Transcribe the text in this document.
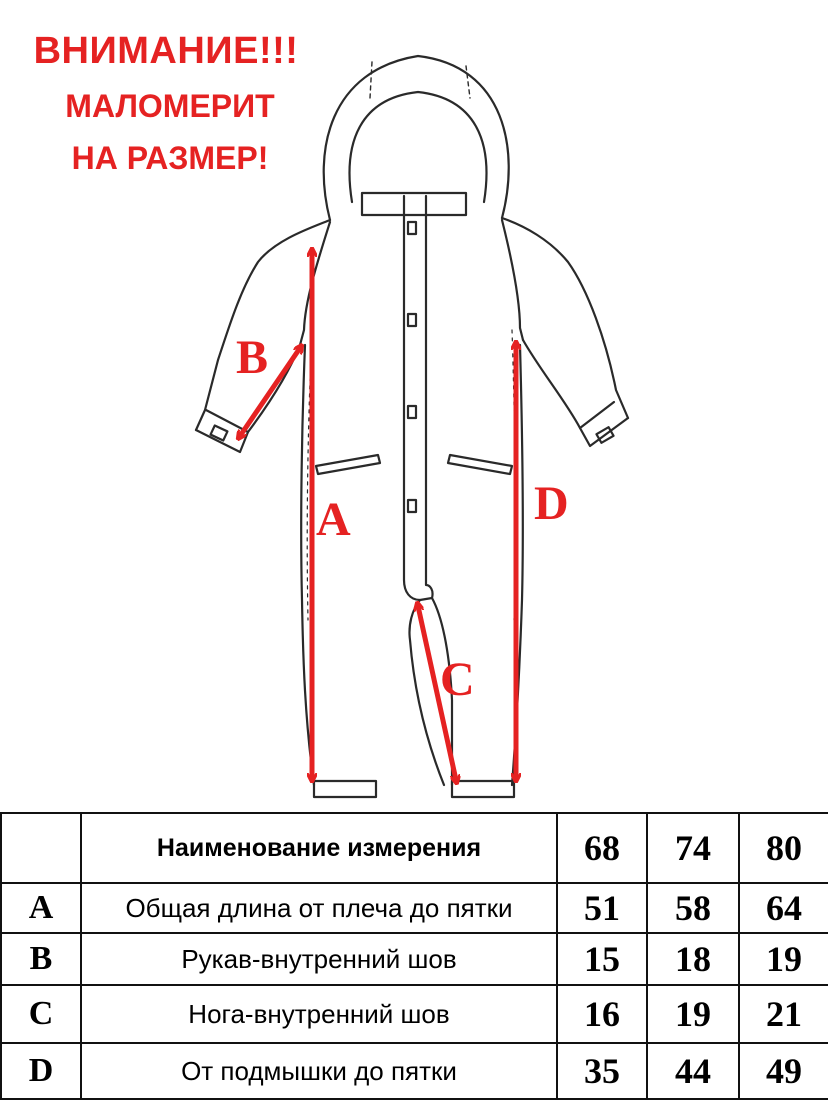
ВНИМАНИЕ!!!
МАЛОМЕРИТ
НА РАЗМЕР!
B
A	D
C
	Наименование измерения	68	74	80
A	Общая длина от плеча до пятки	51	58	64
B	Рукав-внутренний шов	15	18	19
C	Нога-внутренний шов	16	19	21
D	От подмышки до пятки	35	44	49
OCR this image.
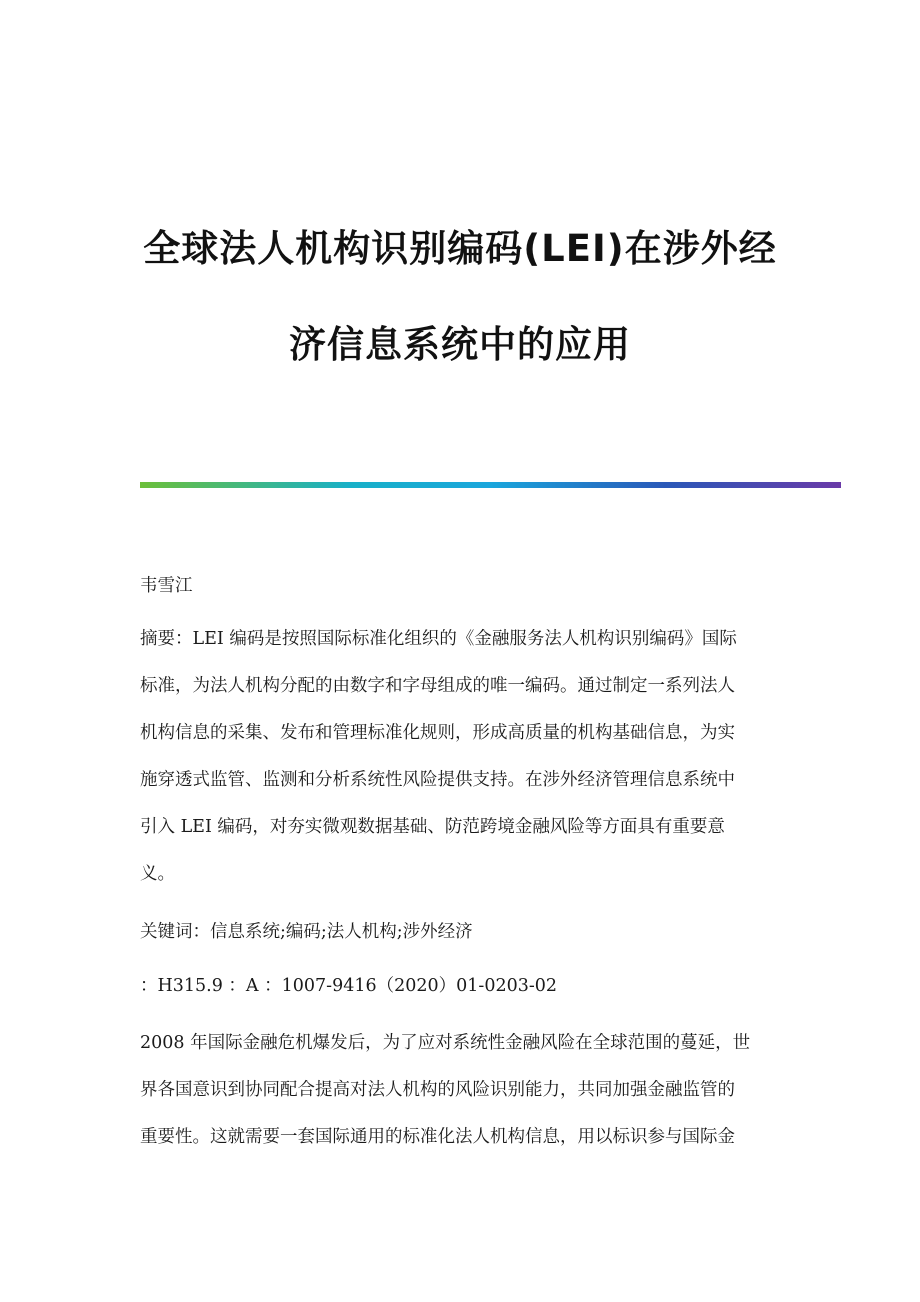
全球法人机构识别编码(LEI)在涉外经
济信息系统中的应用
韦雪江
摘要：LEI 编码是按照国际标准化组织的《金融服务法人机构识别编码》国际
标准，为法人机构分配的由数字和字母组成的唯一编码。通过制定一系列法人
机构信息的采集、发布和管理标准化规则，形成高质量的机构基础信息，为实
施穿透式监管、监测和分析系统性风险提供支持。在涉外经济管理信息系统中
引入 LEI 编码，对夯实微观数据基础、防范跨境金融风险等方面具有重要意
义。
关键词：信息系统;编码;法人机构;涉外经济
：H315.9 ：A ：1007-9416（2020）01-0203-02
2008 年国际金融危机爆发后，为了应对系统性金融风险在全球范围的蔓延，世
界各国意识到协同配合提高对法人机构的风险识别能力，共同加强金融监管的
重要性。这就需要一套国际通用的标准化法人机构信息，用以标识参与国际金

* * *

Repeat the material above in full and exactly, omitting the pictures.

* Complete answer:
Transcribe the text in this document.
ВНИМАНИЕ!!!
МАЛОМЕРИТ
НА РАЗМЕР!
B
A	D
C
	Наименование измерения	68	74	80
A	Общая длина от плеча до пятки	51	58	64
B	Рукав-внутренний шов	15	18	19
C	Нога-внутренний шов	16	19	21
D	От подмышки до пятки	35	44	49
OCR this image.
全球法人机构识别编码(LEI)在涉外经
济信息系统中的应用
韦雪江
摘要：LEI 编码是按照国际标准化组织的《金融服务法人机构识别编码》国际
标准，为法人机构分配的由数字和字母组成的唯一编码。通过制定一系列法人
机构信息的采集、发布和管理标准化规则，形成高质量的机构基础信息，为实
施穿透式监管、监测和分析系统性风险提供支持。在涉外经济管理信息系统中
引入 LEI 编码，对夯实微观数据基础、防范跨境金融风险等方面具有重要意
义。
关键词：信息系统;编码;法人机构;涉外经济
：H315.9 ：A ：1007-9416（2020）01-0203-02
2008 年国际金融危机爆发后，为了应对系统性金融风险在全球范围的蔓延，世
界各国意识到协同配合提高对法人机构的风险识别能力，共同加强金融监管的
重要性。这就需要一套国际通用的标准化法人机构信息，用以标识参与国际金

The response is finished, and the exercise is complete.